WRITTEN EXERCISE:
Where a line below holds the string "right", copy that line.

─── DATA EXTRACT ───

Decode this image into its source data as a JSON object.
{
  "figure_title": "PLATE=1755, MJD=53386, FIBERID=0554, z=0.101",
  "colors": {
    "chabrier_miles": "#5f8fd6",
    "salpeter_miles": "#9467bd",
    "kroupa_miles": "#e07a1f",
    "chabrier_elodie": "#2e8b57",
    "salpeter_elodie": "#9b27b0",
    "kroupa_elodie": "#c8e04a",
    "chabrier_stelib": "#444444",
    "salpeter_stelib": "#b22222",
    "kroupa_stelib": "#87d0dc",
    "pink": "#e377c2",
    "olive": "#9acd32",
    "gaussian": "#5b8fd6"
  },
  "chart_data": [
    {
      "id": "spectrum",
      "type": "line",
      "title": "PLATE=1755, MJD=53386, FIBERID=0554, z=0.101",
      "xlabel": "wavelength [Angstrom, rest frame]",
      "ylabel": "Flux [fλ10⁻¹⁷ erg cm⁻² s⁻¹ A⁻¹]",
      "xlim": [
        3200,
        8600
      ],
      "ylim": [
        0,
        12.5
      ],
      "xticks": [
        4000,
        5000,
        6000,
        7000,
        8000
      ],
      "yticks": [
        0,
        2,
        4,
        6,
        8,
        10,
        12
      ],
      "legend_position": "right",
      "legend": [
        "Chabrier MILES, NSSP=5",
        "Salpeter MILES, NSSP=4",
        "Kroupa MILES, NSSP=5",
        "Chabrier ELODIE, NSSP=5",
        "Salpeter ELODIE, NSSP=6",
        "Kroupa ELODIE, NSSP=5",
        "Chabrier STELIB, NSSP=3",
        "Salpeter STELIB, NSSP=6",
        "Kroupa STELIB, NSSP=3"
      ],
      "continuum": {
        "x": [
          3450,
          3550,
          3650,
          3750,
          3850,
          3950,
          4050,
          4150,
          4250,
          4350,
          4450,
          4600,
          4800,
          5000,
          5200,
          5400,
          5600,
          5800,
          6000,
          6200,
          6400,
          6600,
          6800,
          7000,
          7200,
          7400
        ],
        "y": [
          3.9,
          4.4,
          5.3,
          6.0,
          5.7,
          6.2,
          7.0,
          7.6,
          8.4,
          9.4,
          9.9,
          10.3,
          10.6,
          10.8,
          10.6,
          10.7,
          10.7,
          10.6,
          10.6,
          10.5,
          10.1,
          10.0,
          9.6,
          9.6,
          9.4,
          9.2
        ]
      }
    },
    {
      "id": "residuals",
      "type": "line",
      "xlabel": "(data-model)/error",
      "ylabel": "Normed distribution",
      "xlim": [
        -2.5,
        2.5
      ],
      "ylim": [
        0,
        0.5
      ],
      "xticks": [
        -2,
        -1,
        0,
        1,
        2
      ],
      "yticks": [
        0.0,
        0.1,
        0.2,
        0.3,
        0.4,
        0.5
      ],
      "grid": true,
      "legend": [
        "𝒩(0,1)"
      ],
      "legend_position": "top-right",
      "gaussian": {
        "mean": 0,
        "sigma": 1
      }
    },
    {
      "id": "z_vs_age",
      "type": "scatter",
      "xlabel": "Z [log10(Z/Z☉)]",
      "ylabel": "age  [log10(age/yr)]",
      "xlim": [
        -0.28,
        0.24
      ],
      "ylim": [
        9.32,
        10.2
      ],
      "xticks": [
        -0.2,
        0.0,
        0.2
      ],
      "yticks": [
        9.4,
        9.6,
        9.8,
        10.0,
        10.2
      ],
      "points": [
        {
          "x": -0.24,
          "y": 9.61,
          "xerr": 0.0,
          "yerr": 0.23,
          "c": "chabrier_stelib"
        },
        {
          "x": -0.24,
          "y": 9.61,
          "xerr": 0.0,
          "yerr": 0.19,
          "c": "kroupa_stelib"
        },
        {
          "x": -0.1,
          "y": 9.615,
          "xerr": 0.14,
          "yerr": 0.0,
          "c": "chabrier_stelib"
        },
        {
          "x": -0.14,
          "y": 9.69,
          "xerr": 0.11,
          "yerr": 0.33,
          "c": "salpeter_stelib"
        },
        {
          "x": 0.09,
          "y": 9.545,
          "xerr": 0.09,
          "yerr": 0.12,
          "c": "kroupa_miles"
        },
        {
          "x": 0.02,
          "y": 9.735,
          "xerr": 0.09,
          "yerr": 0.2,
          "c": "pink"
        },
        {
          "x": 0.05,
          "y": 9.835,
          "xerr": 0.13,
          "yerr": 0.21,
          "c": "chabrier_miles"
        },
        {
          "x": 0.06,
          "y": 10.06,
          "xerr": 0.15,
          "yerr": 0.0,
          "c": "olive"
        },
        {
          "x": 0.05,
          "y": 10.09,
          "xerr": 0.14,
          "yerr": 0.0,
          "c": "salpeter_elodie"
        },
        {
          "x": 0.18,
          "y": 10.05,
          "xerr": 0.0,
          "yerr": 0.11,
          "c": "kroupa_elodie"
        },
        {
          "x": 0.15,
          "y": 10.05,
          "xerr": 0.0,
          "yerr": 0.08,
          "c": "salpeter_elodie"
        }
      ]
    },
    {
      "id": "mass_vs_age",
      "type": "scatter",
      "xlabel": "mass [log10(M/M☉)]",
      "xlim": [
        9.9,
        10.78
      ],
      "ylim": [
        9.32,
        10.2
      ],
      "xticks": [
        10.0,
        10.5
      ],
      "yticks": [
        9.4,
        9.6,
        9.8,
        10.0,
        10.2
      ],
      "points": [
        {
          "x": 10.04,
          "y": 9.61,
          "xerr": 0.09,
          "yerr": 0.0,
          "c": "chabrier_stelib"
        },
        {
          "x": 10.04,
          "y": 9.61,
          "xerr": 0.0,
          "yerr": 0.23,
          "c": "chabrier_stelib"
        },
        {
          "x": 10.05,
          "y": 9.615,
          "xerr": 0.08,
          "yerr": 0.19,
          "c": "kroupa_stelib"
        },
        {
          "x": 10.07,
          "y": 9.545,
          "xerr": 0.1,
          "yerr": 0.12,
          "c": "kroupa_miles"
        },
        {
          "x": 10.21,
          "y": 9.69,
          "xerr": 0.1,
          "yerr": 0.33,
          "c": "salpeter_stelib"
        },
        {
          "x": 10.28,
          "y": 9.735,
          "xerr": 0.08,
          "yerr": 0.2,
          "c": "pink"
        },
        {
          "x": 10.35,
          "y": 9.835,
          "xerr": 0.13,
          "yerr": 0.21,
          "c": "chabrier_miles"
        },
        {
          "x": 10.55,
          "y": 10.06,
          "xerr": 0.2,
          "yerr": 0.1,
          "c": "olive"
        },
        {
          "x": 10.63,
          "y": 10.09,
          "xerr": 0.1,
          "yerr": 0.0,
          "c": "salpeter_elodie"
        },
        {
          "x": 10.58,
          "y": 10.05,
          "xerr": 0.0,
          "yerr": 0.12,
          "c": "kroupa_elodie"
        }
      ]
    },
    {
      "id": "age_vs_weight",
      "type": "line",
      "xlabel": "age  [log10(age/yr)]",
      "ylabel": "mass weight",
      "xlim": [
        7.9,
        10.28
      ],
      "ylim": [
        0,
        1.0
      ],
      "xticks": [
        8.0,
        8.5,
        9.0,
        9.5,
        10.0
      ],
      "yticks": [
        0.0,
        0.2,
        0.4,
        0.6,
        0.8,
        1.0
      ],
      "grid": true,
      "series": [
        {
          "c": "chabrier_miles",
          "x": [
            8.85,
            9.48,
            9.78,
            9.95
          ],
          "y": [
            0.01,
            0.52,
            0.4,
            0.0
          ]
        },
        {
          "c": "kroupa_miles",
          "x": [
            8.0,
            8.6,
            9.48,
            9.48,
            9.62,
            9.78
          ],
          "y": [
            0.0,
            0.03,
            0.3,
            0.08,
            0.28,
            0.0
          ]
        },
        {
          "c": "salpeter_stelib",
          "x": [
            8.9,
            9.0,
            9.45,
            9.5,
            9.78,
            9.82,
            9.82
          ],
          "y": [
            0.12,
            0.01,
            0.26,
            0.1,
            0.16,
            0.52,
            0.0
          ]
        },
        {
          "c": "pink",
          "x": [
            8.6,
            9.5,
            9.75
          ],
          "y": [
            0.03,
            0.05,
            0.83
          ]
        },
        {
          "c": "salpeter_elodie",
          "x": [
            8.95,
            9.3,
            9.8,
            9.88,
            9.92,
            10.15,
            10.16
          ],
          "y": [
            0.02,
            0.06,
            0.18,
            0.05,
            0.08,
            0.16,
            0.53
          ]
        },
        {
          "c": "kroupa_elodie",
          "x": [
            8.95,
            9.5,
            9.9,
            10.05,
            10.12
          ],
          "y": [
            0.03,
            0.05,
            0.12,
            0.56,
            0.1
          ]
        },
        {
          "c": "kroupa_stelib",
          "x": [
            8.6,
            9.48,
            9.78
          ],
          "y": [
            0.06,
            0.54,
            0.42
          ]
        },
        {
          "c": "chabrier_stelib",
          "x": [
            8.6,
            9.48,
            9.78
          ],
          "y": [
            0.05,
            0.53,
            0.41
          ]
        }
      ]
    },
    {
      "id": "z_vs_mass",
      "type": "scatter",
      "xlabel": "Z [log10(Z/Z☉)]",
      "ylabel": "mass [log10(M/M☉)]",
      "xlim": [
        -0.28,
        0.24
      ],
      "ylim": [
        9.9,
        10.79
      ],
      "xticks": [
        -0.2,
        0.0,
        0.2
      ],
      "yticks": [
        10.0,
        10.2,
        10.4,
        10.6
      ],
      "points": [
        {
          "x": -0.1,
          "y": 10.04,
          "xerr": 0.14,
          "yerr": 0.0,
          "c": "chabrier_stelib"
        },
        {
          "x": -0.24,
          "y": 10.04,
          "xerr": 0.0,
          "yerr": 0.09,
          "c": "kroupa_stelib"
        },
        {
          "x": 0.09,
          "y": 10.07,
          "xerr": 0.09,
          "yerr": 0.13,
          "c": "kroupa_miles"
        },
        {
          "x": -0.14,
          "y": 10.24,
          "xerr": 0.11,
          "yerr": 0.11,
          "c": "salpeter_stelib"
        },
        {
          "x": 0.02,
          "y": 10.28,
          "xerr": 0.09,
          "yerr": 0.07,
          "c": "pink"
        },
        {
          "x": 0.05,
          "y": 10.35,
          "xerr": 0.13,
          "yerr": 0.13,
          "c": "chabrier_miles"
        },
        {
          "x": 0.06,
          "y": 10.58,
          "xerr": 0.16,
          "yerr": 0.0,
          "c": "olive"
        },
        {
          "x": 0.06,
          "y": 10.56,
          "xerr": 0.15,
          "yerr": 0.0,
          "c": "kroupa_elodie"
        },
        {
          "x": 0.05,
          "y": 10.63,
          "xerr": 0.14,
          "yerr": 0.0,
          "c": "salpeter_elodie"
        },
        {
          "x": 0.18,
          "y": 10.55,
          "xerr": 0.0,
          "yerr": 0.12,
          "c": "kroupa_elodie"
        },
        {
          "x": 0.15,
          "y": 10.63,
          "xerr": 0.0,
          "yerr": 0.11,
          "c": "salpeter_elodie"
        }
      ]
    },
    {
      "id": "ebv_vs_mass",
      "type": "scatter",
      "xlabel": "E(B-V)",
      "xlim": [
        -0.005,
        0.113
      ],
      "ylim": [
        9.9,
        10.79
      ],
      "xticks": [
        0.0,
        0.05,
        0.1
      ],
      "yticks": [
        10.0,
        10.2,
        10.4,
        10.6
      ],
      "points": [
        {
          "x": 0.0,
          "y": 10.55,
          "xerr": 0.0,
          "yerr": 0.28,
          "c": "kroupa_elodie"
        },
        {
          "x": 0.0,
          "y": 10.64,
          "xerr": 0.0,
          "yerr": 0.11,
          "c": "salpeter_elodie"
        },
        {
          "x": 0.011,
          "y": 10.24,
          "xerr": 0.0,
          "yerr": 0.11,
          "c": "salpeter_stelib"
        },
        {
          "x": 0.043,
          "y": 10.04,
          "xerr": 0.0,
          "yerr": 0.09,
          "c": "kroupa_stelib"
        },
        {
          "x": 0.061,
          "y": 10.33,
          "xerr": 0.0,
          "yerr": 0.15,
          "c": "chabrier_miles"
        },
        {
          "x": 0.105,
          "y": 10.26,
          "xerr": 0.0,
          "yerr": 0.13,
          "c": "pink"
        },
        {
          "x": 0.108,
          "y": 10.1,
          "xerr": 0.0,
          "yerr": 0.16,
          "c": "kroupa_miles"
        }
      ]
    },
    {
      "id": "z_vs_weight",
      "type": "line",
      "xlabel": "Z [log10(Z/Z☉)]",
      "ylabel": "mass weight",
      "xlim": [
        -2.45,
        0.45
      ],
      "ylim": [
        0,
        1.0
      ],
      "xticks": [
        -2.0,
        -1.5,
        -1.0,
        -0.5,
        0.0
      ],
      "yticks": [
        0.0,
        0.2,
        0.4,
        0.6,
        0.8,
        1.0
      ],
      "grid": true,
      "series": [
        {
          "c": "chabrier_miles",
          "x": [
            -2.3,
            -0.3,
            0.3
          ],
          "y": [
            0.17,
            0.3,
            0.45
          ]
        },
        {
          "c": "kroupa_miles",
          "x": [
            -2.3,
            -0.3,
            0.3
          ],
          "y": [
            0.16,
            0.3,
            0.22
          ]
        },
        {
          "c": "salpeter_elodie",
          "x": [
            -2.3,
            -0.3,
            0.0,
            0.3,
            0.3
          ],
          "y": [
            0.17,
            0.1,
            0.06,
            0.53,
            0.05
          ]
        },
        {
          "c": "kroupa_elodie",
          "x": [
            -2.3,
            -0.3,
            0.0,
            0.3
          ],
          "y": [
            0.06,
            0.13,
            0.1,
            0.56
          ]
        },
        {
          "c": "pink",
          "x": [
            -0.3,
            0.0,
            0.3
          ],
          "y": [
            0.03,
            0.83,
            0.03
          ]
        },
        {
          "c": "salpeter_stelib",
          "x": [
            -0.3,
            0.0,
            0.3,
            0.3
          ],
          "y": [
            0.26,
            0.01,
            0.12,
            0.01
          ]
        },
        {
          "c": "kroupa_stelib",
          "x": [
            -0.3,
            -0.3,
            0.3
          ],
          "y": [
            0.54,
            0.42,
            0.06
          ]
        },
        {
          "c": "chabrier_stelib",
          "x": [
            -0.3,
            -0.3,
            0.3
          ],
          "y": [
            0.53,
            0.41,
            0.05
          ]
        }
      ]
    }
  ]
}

───

RESULT:
      "legend_position": "right",
      "legend_position": "top-right",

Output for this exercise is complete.